▸ **What you are asked to do**
All the data should come back exactly as it was given.

# # # # #

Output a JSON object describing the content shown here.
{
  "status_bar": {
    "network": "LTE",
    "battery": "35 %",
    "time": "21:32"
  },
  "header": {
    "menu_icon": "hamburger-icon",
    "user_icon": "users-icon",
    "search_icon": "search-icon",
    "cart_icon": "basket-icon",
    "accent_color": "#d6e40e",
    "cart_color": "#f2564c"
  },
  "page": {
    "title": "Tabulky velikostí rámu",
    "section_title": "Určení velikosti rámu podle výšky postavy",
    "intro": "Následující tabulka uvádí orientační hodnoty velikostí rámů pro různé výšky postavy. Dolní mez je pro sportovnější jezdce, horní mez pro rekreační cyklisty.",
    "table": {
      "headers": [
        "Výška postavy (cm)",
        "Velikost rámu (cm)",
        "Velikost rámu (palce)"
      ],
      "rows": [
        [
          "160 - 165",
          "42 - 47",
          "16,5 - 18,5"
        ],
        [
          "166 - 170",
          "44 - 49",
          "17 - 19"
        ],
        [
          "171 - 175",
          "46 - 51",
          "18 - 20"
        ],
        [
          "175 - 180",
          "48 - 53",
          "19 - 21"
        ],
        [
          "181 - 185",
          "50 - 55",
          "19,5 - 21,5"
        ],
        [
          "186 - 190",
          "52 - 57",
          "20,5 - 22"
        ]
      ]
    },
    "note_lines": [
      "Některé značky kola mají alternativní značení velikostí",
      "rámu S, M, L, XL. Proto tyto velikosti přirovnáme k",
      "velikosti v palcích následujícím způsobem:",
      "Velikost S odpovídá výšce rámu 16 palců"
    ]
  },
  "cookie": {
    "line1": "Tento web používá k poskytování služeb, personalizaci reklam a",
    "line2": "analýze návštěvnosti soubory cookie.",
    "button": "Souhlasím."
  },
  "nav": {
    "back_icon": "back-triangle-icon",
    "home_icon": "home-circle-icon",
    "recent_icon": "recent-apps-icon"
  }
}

# # # # #

▸ **Full answer**
Output a JSON object describing the content shown here.
{
  "status_bar": {
    "network": "LTE",
    "battery": "35 %",
    "time": "21:32"
  },
  "header": {
    "menu_icon": "hamburger-icon",
    "user_icon": "users-icon",
    "search_icon": "search-icon",
    "cart_icon": "basket-icon",
    "accent_color": "#d6e40e",
    "cart_color": "#f2564c"
  },
  "page": {
    "title": "Tabulky velikostí rámu",
    "section_title": "Určení velikosti rámu podle výšky postavy",
    "intro": "Následující tabulka uvádí orientační hodnoty velikostí rámů pro různé výšky postavy. Dolní mez je pro sportovnější jezdce, horní mez pro rekreační cyklisty.",
    "table": {
      "headers": [
        "Výška postavy (cm)",
        "Velikost rámu (cm)",
        "Velikost rámu (palce)"
      ],
      "rows": [
        [
          "160 - 165",
          "42 - 47",
          "16,5 - 18,5"
        ],
        [
          "166 - 170",
          "44 - 49",
          "17 - 19"
        ],
        [
          "171 - 175",
          "46 - 51",
          "18 - 20"
        ],
        [
          "175 - 180",
          "48 - 53",
          "19 - 21"
        ],
        [
          "181 - 185",
          "50 - 55",
          "19,5 - 21,5"
        ],
        [
          "186 - 190",
          "52 - 57",
          "20,5 - 22"
        ]
      ]
    },
    "note_lines": [
      "Některé značky kola mají alternativní značení velikostí",
      "rámu S, M, L, XL. Proto tyto velikosti přirovnáme k",
      "velikosti v palcích následujícím způsobem:",
      "Velikost S odpovídá výšce rámu 16 palců"
    ]
  },
  "cookie": {
    "line1": "Tento web používá k poskytování služeb, personalizaci reklam a",
    "line2": "analýze návštěvnosti soubory cookie.",
    "button": "Souhlasím."
  },
  "nav": {
    "back_icon": "back-triangle-icon",
    "home_icon": "home-circle-icon",
    "recent_icon": "recent-apps-icon"
  }
}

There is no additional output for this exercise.